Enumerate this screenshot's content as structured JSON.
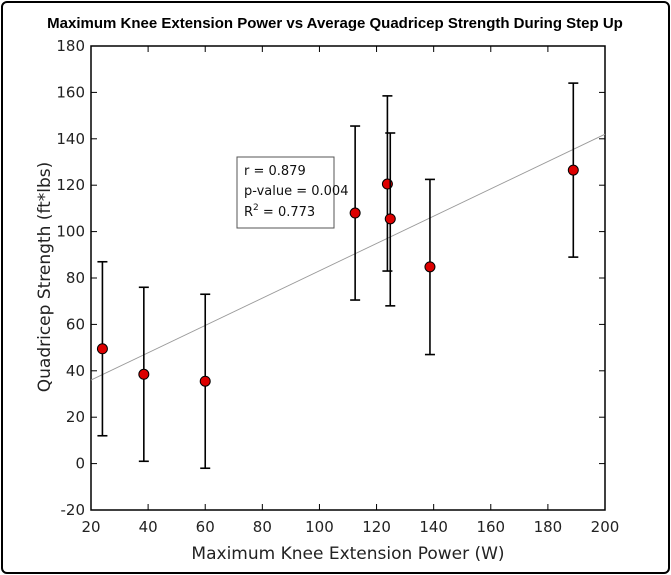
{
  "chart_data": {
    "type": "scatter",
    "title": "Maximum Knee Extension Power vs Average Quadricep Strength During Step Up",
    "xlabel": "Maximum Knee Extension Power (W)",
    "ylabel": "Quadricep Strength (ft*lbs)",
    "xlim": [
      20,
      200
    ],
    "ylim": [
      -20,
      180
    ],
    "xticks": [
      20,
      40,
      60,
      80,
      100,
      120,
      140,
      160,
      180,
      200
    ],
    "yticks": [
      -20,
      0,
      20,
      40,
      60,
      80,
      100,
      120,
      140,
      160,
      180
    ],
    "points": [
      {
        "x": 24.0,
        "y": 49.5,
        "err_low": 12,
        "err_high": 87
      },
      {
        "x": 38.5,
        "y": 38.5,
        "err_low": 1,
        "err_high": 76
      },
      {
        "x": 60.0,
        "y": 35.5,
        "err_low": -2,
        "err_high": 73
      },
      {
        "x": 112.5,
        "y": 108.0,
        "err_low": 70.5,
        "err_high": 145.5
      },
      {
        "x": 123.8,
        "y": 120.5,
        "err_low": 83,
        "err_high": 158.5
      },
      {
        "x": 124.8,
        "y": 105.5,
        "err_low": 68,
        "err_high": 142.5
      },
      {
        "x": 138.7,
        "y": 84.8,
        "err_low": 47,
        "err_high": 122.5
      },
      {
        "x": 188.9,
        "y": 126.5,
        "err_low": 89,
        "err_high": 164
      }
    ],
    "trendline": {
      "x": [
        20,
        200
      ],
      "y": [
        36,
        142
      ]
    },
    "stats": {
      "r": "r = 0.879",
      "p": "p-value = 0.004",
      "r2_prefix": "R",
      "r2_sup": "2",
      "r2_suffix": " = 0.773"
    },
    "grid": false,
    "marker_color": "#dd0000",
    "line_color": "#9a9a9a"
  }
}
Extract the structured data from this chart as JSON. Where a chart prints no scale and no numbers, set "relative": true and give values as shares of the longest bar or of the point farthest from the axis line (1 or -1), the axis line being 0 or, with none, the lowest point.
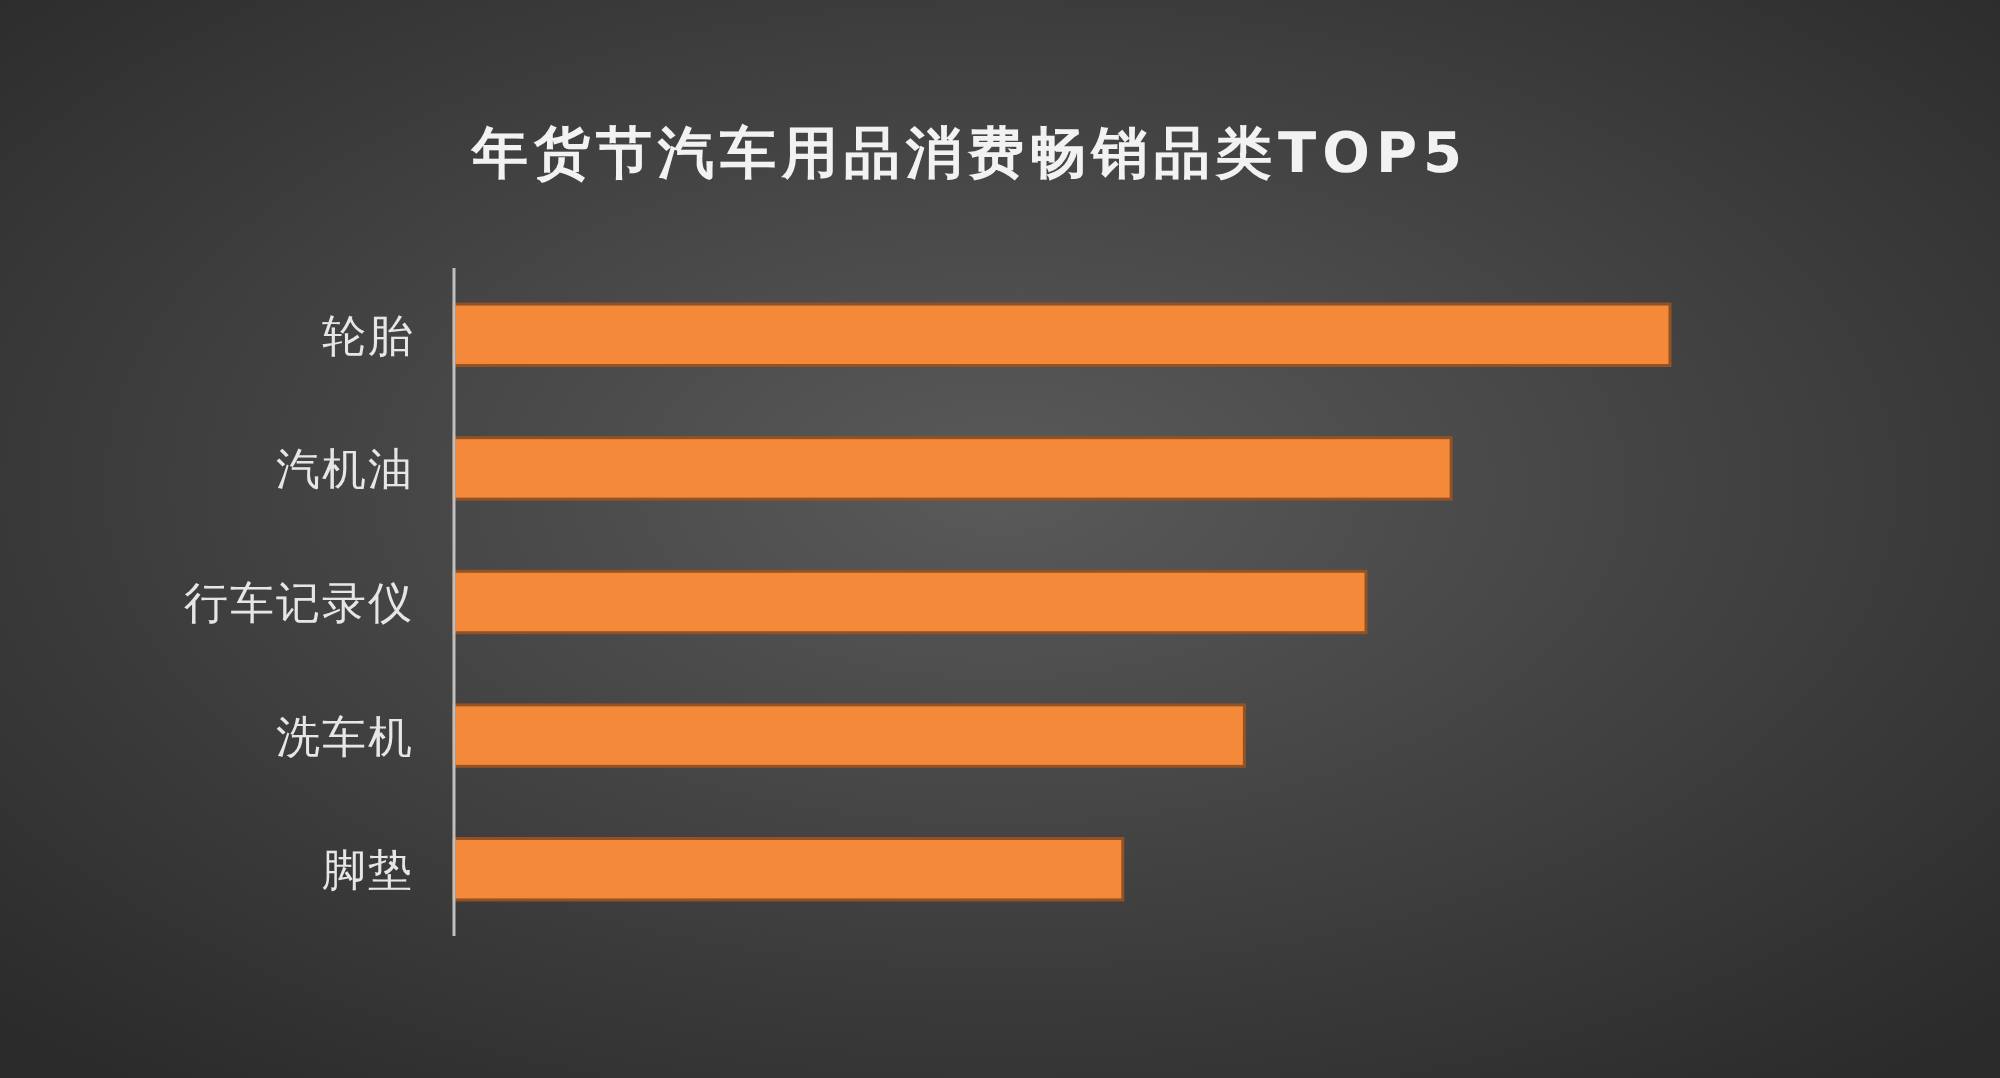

◆ ◆ ◆

**WHAT IS EXPECTED**. Copy out all of the material exactly as written, without its pictures.

**WRITTEN SOLUTION**.
Enumerate this screenshot's content as structured JSON.
{
  "chart_data": {
    "type": "scatter",
    "title": "Maximum Knee Extension Power vs Average Quadricep Strength During Step Up",
    "xlabel": "Maximum Knee Extension Power (W)",
    "ylabel": "Quadricep Strength (ft*lbs)",
    "xlim": [
      20,
      200
    ],
    "ylim": [
      -20,
      180
    ],
    "xticks": [
      20,
      40,
      60,
      80,
      100,
      120,
      140,
      160,
      180,
      200
    ],
    "yticks": [
      -20,
      0,
      20,
      40,
      60,
      80,
      100,
      120,
      140,
      160,
      180
    ],
    "points": [
      {
        "x": 24.0,
        "y": 49.5,
        "err_low": 12,
        "err_high": 87
      },
      {
        "x": 38.5,
        "y": 38.5,
        "err_low": 1,
        "err_high": 76
      },
      {
        "x": 60.0,
        "y": 35.5,
        "err_low": -2,
        "err_high": 73
      },
      {
        "x": 112.5,
        "y": 108.0,
        "err_low": 70.5,
        "err_high": 145.5
      },
      {
        "x": 123.8,
        "y": 120.5,
        "err_low": 83,
        "err_high": 158.5
      },
      {
        "x": 124.8,
        "y": 105.5,
        "err_low": 68,
        "err_high": 142.5
      },
      {
        "x": 138.7,
        "y": 84.8,
        "err_low": 47,
        "err_high": 122.5
      },
      {
        "x": 188.9,
        "y": 126.5,
        "err_low": 89,
        "err_high": 164
      }
    ],
    "trendline": {
      "x": [
        20,
        200
      ],
      "y": [
        36,
        142
      ]
    },
    "stats": {
      "r": "r = 0.879",
      "p": "p-value = 0.004",
      "r2_prefix": "R",
      "r2_sup": "2",
      "r2_suffix": " = 0.773"
    },
    "grid": false,
    "marker_color": "#dd0000",
    "line_color": "#9a9a9a"
  }
}
Extract the structured data from this chart as JSON. Where a chart prints no scale and no numbers, set "relative": true and give values as shares of the longest bar or of the point farthest from the axis line (1 or -1), the axis line being 0 or, with none, the lowest point.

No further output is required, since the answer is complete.